[Records from a collection of figures]
## BEGIN
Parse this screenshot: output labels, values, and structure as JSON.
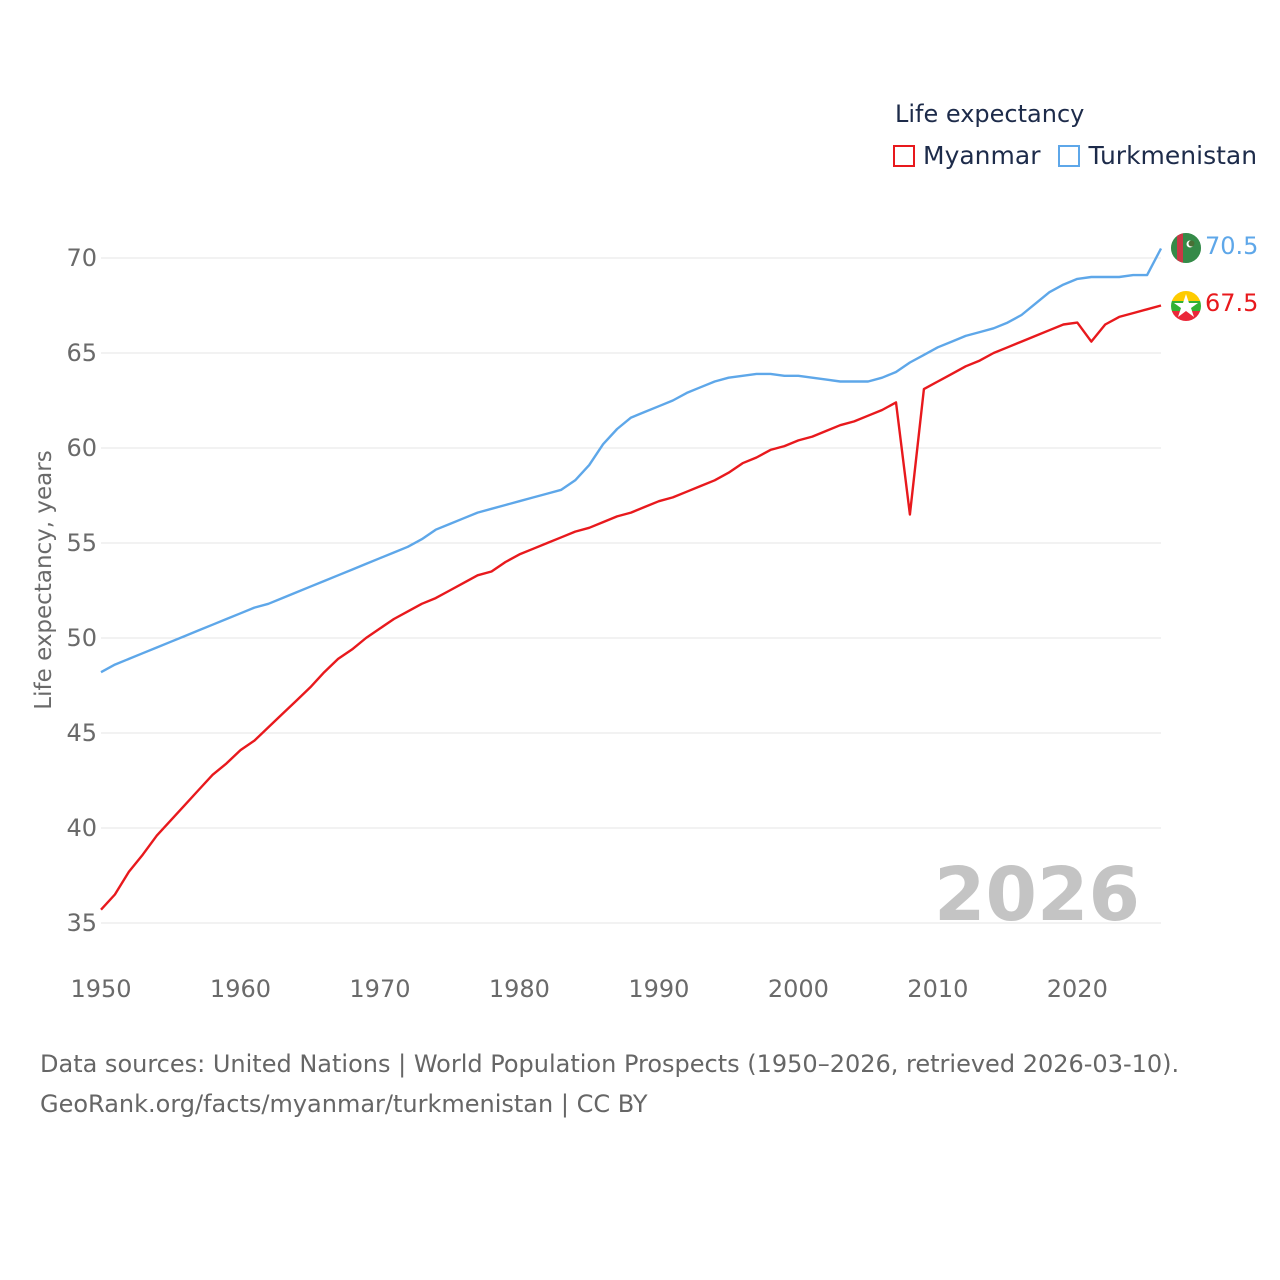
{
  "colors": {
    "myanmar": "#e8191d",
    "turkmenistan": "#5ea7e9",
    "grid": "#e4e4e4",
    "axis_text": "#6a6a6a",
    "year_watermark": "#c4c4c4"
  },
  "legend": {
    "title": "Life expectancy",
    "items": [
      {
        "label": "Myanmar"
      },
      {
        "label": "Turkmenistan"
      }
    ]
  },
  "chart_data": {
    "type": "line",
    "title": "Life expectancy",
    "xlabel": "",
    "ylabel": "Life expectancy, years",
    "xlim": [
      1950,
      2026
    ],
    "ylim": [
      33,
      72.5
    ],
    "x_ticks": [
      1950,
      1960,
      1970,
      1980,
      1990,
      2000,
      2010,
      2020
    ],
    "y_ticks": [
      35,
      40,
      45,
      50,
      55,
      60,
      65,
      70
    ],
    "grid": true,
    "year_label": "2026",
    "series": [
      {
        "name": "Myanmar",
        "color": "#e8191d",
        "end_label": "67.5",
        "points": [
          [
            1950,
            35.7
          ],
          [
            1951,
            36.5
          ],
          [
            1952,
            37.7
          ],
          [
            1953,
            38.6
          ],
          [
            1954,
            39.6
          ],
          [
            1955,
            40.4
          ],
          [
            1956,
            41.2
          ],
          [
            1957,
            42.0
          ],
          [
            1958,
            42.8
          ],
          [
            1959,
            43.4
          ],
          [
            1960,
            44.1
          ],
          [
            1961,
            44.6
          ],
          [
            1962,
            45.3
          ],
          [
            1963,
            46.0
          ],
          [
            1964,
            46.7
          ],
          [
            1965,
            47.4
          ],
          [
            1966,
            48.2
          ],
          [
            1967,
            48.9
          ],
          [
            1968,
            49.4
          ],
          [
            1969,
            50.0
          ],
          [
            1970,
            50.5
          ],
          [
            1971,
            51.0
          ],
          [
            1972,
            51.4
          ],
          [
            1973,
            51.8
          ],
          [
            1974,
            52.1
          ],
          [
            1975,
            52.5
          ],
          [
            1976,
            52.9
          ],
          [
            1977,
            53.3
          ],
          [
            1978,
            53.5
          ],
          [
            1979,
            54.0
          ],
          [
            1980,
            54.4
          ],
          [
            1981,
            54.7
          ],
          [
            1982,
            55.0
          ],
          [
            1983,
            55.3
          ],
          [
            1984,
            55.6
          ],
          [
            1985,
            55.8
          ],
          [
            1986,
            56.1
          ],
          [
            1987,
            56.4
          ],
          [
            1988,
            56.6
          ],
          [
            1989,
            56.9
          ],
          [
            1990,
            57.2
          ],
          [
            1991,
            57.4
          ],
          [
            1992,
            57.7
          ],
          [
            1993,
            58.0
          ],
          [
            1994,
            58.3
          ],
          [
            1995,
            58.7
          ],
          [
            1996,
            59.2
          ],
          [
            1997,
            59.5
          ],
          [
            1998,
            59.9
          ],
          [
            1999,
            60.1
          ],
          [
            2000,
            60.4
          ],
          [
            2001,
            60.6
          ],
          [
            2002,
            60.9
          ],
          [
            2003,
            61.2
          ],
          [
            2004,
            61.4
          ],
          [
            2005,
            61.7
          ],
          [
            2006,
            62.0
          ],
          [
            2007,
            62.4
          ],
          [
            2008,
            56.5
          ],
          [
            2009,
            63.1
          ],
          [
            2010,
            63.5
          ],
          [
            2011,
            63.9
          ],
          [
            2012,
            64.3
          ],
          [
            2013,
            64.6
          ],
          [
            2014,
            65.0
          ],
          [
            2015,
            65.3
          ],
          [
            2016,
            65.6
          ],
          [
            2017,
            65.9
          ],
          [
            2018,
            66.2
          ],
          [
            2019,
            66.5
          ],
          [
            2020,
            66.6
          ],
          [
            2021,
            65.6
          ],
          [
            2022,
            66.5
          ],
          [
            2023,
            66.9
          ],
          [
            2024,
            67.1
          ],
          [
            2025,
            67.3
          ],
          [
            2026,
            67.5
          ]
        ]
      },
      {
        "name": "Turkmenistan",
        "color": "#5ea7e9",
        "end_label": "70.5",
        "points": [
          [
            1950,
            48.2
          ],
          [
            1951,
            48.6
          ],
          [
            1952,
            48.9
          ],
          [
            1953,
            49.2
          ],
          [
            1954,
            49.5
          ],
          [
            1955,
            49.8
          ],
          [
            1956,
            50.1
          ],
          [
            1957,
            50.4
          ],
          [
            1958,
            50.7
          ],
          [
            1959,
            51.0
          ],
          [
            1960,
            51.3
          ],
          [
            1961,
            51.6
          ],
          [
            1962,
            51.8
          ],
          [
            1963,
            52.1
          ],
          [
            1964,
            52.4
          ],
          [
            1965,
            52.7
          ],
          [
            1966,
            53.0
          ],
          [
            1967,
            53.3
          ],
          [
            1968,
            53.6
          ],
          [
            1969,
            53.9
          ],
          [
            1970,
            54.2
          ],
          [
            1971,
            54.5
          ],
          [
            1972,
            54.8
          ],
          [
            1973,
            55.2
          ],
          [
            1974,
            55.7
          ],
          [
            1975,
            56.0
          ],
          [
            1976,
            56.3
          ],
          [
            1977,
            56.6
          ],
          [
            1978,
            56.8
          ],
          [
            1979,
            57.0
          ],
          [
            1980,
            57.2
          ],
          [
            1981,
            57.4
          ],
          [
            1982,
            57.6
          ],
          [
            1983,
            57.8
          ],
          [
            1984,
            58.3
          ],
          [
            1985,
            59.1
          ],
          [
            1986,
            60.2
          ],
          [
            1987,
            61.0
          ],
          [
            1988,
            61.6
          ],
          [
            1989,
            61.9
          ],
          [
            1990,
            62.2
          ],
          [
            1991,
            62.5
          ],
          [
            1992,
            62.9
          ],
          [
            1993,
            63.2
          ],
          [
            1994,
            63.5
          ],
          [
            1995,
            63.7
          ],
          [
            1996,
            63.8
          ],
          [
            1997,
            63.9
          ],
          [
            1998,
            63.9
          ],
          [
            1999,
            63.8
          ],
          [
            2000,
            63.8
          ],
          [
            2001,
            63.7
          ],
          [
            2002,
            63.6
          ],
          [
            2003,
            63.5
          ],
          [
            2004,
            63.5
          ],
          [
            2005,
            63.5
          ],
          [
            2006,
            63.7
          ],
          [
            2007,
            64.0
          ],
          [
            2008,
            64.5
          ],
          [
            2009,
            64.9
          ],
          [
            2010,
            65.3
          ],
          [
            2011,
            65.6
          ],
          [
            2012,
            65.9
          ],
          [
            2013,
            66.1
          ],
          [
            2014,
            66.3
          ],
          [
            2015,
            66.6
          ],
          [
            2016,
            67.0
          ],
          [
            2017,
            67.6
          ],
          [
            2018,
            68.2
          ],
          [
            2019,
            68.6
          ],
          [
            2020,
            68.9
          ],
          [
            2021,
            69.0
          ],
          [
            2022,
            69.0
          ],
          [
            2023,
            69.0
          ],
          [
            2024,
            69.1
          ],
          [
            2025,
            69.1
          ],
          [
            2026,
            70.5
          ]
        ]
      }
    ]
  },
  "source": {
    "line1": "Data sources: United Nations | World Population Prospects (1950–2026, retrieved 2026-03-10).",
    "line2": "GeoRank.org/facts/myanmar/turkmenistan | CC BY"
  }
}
## END
→ **Written instruction**
Each entry gets copied exactly; the pictures stay out.

→ **The answer**
Parse this screenshot: output labels, values, and structure as JSON.
{
  "colors": {
    "myanmar": "#e8191d",
    "turkmenistan": "#5ea7e9",
    "grid": "#e4e4e4",
    "axis_text": "#6a6a6a",
    "year_watermark": "#c4c4c4"
  },
  "legend": {
    "title": "Life expectancy",
    "items": [
      {
        "label": "Myanmar"
      },
      {
        "label": "Turkmenistan"
      }
    ]
  },
  "chart_data": {
    "type": "line",
    "title": "Life expectancy",
    "xlabel": "",
    "ylabel": "Life expectancy, years",
    "xlim": [
      1950,
      2026
    ],
    "ylim": [
      33,
      72.5
    ],
    "x_ticks": [
      1950,
      1960,
      1970,
      1980,
      1990,
      2000,
      2010,
      2020
    ],
    "y_ticks": [
      35,
      40,
      45,
      50,
      55,
      60,
      65,
      70
    ],
    "grid": true,
    "year_label": "2026",
    "series": [
      {
        "name": "Myanmar",
        "color": "#e8191d",
        "end_label": "67.5",
        "points": [
          [
            1950,
            35.7
          ],
          [
            1951,
            36.5
          ],
          [
            1952,
            37.7
          ],
          [
            1953,
            38.6
          ],
          [
            1954,
            39.6
          ],
          [
            1955,
            40.4
          ],
          [
            1956,
            41.2
          ],
          [
            1957,
            42.0
          ],
          [
            1958,
            42.8
          ],
          [
            1959,
            43.4
          ],
          [
            1960,
            44.1
          ],
          [
            1961,
            44.6
          ],
          [
            1962,
            45.3
          ],
          [
            1963,
            46.0
          ],
          [
            1964,
            46.7
          ],
          [
            1965,
            47.4
          ],
          [
            1966,
            48.2
          ],
          [
            1967,
            48.9
          ],
          [
            1968,
            49.4
          ],
          [
            1969,
            50.0
          ],
          [
            1970,
            50.5
          ],
          [
            1971,
            51.0
          ],
          [
            1972,
            51.4
          ],
          [
            1973,
            51.8
          ],
          [
            1974,
            52.1
          ],
          [
            1975,
            52.5
          ],
          [
            1976,
            52.9
          ],
          [
            1977,
            53.3
          ],
          [
            1978,
            53.5
          ],
          [
            1979,
            54.0
          ],
          [
            1980,
            54.4
          ],
          [
            1981,
            54.7
          ],
          [
            1982,
            55.0
          ],
          [
            1983,
            55.3
          ],
          [
            1984,
            55.6
          ],
          [
            1985,
            55.8
          ],
          [
            1986,
            56.1
          ],
          [
            1987,
            56.4
          ],
          [
            1988,
            56.6
          ],
          [
            1989,
            56.9
          ],
          [
            1990,
            57.2
          ],
          [
            1991,
            57.4
          ],
          [
            1992,
            57.7
          ],
          [
            1993,
            58.0
          ],
          [
            1994,
            58.3
          ],
          [
            1995,
            58.7
          ],
          [
            1996,
            59.2
          ],
          [
            1997,
            59.5
          ],
          [
            1998,
            59.9
          ],
          [
            1999,
            60.1
          ],
          [
            2000,
            60.4
          ],
          [
            2001,
            60.6
          ],
          [
            2002,
            60.9
          ],
          [
            2003,
            61.2
          ],
          [
            2004,
            61.4
          ],
          [
            2005,
            61.7
          ],
          [
            2006,
            62.0
          ],
          [
            2007,
            62.4
          ],
          [
            2008,
            56.5
          ],
          [
            2009,
            63.1
          ],
          [
            2010,
            63.5
          ],
          [
            2011,
            63.9
          ],
          [
            2012,
            64.3
          ],
          [
            2013,
            64.6
          ],
          [
            2014,
            65.0
          ],
          [
            2015,
            65.3
          ],
          [
            2016,
            65.6
          ],
          [
            2017,
            65.9
          ],
          [
            2018,
            66.2
          ],
          [
            2019,
            66.5
          ],
          [
            2020,
            66.6
          ],
          [
            2021,
            65.6
          ],
          [
            2022,
            66.5
          ],
          [
            2023,
            66.9
          ],
          [
            2024,
            67.1
          ],
          [
            2025,
            67.3
          ],
          [
            2026,
            67.5
          ]
        ]
      },
      {
        "name": "Turkmenistan",
        "color": "#5ea7e9",
        "end_label": "70.5",
        "points": [
          [
            1950,
            48.2
          ],
          [
            1951,
            48.6
          ],
          [
            1952,
            48.9
          ],
          [
            1953,
            49.2
          ],
          [
            1954,
            49.5
          ],
          [
            1955,
            49.8
          ],
          [
            1956,
            50.1
          ],
          [
            1957,
            50.4
          ],
          [
            1958,
            50.7
          ],
          [
            1959,
            51.0
          ],
          [
            1960,
            51.3
          ],
          [
            1961,
            51.6
          ],
          [
            1962,
            51.8
          ],
          [
            1963,
            52.1
          ],
          [
            1964,
            52.4
          ],
          [
            1965,
            52.7
          ],
          [
            1966,
            53.0
          ],
          [
            1967,
            53.3
          ],
          [
            1968,
            53.6
          ],
          [
            1969,
            53.9
          ],
          [
            1970,
            54.2
          ],
          [
            1971,
            54.5
          ],
          [
            1972,
            54.8
          ],
          [
            1973,
            55.2
          ],
          [
            1974,
            55.7
          ],
          [
            1975,
            56.0
          ],
          [
            1976,
            56.3
          ],
          [
            1977,
            56.6
          ],
          [
            1978,
            56.8
          ],
          [
            1979,
            57.0
          ],
          [
            1980,
            57.2
          ],
          [
            1981,
            57.4
          ],
          [
            1982,
            57.6
          ],
          [
            1983,
            57.8
          ],
          [
            1984,
            58.3
          ],
          [
            1985,
            59.1
          ],
          [
            1986,
            60.2
          ],
          [
            1987,
            61.0
          ],
          [
            1988,
            61.6
          ],
          [
            1989,
            61.9
          ],
          [
            1990,
            62.2
          ],
          [
            1991,
            62.5
          ],
          [
            1992,
            62.9
          ],
          [
            1993,
            63.2
          ],
          [
            1994,
            63.5
          ],
          [
            1995,
            63.7
          ],
          [
            1996,
            63.8
          ],
          [
            1997,
            63.9
          ],
          [
            1998,
            63.9
          ],
          [
            1999,
            63.8
          ],
          [
            2000,
            63.8
          ],
          [
            2001,
            63.7
          ],
          [
            2002,
            63.6
          ],
          [
            2003,
            63.5
          ],
          [
            2004,
            63.5
          ],
          [
            2005,
            63.5
          ],
          [
            2006,
            63.7
          ],
          [
            2007,
            64.0
          ],
          [
            2008,
            64.5
          ],
          [
            2009,
            64.9
          ],
          [
            2010,
            65.3
          ],
          [
            2011,
            65.6
          ],
          [
            2012,
            65.9
          ],
          [
            2013,
            66.1
          ],
          [
            2014,
            66.3
          ],
          [
            2015,
            66.6
          ],
          [
            2016,
            67.0
          ],
          [
            2017,
            67.6
          ],
          [
            2018,
            68.2
          ],
          [
            2019,
            68.6
          ],
          [
            2020,
            68.9
          ],
          [
            2021,
            69.0
          ],
          [
            2022,
            69.0
          ],
          [
            2023,
            69.0
          ],
          [
            2024,
            69.1
          ],
          [
            2025,
            69.1
          ],
          [
            2026,
            70.5
          ]
        ]
      }
    ]
  },
  "source": {
    "line1": "Data sources: United Nations | World Population Prospects (1950–2026, retrieved 2026-03-10).",
    "line2": "GeoRank.org/facts/myanmar/turkmenistan | CC BY"
  }
}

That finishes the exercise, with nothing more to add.